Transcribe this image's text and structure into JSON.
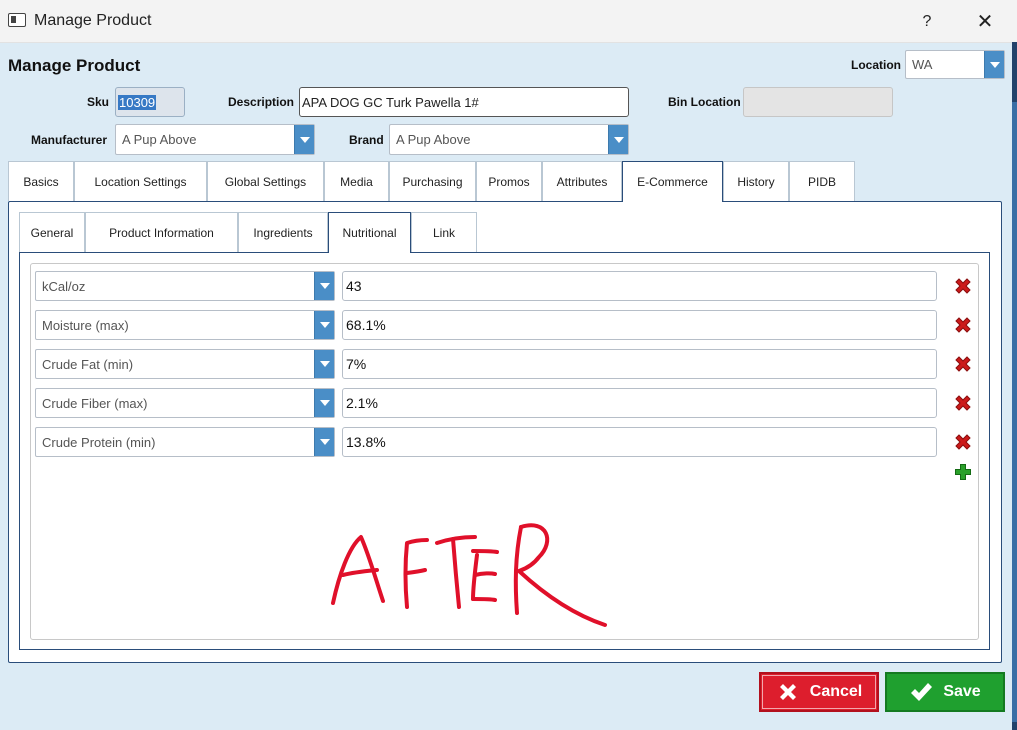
{
  "window": {
    "title": "Manage Product",
    "help": "?",
    "close": "✕"
  },
  "header": {
    "title": "Manage Product",
    "location_label": "Location",
    "location_value": "WA",
    "sku_label": "Sku",
    "sku_value": "10309",
    "description_label": "Description",
    "description_value": "APA DOG GC Turk Pawella 1#",
    "bin_location_label": "Bin Location",
    "bin_location_value": "",
    "manufacturer_label": "Manufacturer",
    "manufacturer_value": "A Pup Above",
    "brand_label": "Brand",
    "brand_value": "A Pup Above"
  },
  "tabs": [
    {
      "label": "Basics"
    },
    {
      "label": "Location Settings"
    },
    {
      "label": "Global Settings"
    },
    {
      "label": "Media"
    },
    {
      "label": "Purchasing"
    },
    {
      "label": "Promos"
    },
    {
      "label": "Attributes"
    },
    {
      "label": "E-Commerce",
      "active": true
    },
    {
      "label": "History"
    },
    {
      "label": "PIDB"
    }
  ],
  "subtabs": [
    {
      "label": "General"
    },
    {
      "label": "Product Information"
    },
    {
      "label": "Ingredients"
    },
    {
      "label": "Nutritional",
      "active": true
    },
    {
      "label": "Link"
    }
  ],
  "nutritional": [
    {
      "name": "kCal/oz",
      "value": "43"
    },
    {
      "name": "Moisture (max)",
      "value": "68.1%"
    },
    {
      "name": "Crude Fat (min)",
      "value": "7%"
    },
    {
      "name": "Crude Fiber (max)",
      "value": "2.1%"
    },
    {
      "name": "Crude Protein (min)",
      "value": "13.8%"
    }
  ],
  "annotation": "AFTER",
  "buttons": {
    "cancel": "Cancel",
    "save": "Save"
  },
  "colors": {
    "accent": "#4a8ec7",
    "cancel": "#dd1e2d",
    "save": "#1fa02f",
    "annotation": "#e0102a",
    "delete": "#cc1a1a",
    "add": "#2aa02a"
  }
}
__________
*PROBLEM DETAILS*
Look over the entries for "Settings", then copy every line that includes that string.

*RESULT FOR THIS EXERCISE*
      "label": "Location Settings"
      "label": "Global Settings"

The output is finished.